§ **Task**
Quote the whole listing word for word, please.
++++++
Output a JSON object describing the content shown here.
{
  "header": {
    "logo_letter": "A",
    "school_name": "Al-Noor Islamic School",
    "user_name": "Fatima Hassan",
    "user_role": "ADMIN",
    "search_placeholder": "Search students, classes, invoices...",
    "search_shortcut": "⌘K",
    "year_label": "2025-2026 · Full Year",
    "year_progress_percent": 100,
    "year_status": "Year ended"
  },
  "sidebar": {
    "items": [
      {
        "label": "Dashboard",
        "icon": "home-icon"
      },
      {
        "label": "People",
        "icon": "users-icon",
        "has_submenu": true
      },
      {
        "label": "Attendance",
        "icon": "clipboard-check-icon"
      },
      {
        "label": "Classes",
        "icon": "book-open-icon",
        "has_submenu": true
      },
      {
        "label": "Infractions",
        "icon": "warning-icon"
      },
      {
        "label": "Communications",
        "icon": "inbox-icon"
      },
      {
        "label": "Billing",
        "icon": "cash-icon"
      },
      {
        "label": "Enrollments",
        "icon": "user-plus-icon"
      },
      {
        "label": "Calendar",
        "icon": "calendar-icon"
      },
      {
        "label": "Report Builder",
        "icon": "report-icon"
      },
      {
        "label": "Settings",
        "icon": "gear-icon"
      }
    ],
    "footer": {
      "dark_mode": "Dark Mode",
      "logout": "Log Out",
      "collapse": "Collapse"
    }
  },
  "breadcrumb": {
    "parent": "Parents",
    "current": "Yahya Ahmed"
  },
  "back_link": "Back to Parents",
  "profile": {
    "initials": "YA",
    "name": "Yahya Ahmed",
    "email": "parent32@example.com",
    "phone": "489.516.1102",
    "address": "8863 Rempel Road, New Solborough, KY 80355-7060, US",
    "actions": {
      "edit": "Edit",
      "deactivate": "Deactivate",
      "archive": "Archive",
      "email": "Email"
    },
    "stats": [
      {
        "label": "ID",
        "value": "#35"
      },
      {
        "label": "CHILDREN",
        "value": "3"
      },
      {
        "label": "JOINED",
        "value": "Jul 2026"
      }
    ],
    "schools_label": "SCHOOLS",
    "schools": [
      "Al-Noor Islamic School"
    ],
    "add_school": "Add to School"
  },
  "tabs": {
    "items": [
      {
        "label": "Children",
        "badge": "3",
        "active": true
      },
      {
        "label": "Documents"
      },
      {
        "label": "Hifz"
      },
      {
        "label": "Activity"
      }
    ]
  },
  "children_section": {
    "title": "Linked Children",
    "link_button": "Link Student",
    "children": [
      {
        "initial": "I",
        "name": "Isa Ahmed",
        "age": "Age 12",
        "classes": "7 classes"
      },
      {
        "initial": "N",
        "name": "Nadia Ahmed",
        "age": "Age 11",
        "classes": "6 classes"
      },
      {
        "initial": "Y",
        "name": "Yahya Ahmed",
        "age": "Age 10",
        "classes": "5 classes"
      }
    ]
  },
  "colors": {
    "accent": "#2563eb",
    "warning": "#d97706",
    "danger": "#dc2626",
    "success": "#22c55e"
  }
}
++++++
§ **The solution**
Output a JSON object describing the content shown here.
{
  "header": {
    "logo_letter": "A",
    "school_name": "Al-Noor Islamic School",
    "user_name": "Fatima Hassan",
    "user_role": "ADMIN",
    "search_placeholder": "Search students, classes, invoices...",
    "search_shortcut": "⌘K",
    "year_label": "2025-2026 · Full Year",
    "year_progress_percent": 100,
    "year_status": "Year ended"
  },
  "sidebar": {
    "items": [
      {
        "label": "Dashboard",
        "icon": "home-icon"
      },
      {
        "label": "People",
        "icon": "users-icon",
        "has_submenu": true
      },
      {
        "label": "Attendance",
        "icon": "clipboard-check-icon"
      },
      {
        "label": "Classes",
        "icon": "book-open-icon",
        "has_submenu": true
      },
      {
        "label": "Infractions",
        "icon": "warning-icon"
      },
      {
        "label": "Communications",
        "icon": "inbox-icon"
      },
      {
        "label": "Billing",
        "icon": "cash-icon"
      },
      {
        "label": "Enrollments",
        "icon": "user-plus-icon"
      },
      {
        "label": "Calendar",
        "icon": "calendar-icon"
      },
      {
        "label": "Report Builder",
        "icon": "report-icon"
      },
      {
        "label": "Settings",
        "icon": "gear-icon"
      }
    ],
    "footer": {
      "dark_mode": "Dark Mode",
      "logout": "Log Out",
      "collapse": "Collapse"
    }
  },
  "breadcrumb": {
    "parent": "Parents",
    "current": "Yahya Ahmed"
  },
  "back_link": "Back to Parents",
  "profile": {
    "initials": "YA",
    "name": "Yahya Ahmed",
    "email": "parent32@example.com",
    "phone": "489.516.1102",
    "address": "8863 Rempel Road, New Solborough, KY 80355-7060, US",
    "actions": {
      "edit": "Edit",
      "deactivate": "Deactivate",
      "archive": "Archive",
      "email": "Email"
    },
    "stats": [
      {
        "label": "ID",
        "value": "#35"
      },
      {
        "label": "CHILDREN",
        "value": "3"
      },
      {
        "label": "JOINED",
        "value": "Jul 2026"
      }
    ],
    "schools_label": "SCHOOLS",
    "schools": [
      "Al-Noor Islamic School"
    ],
    "add_school": "Add to School"
  },
  "tabs": {
    "items": [
      {
        "label": "Children",
        "badge": "3",
        "active": true
      },
      {
        "label": "Documents"
      },
      {
        "label": "Hifz"
      },
      {
        "label": "Activity"
      }
    ]
  },
  "children_section": {
    "title": "Linked Children",
    "link_button": "Link Student",
    "children": [
      {
        "initial": "I",
        "name": "Isa Ahmed",
        "age": "Age 12",
        "classes": "7 classes"
      },
      {
        "initial": "N",
        "name": "Nadia Ahmed",
        "age": "Age 11",
        "classes": "6 classes"
      },
      {
        "initial": "Y",
        "name": "Yahya Ahmed",
        "age": "Age 10",
        "classes": "5 classes"
      }
    ]
  },
  "colors": {
    "accent": "#2563eb",
    "warning": "#d97706",
    "danger": "#dc2626",
    "success": "#22c55e"
  }
}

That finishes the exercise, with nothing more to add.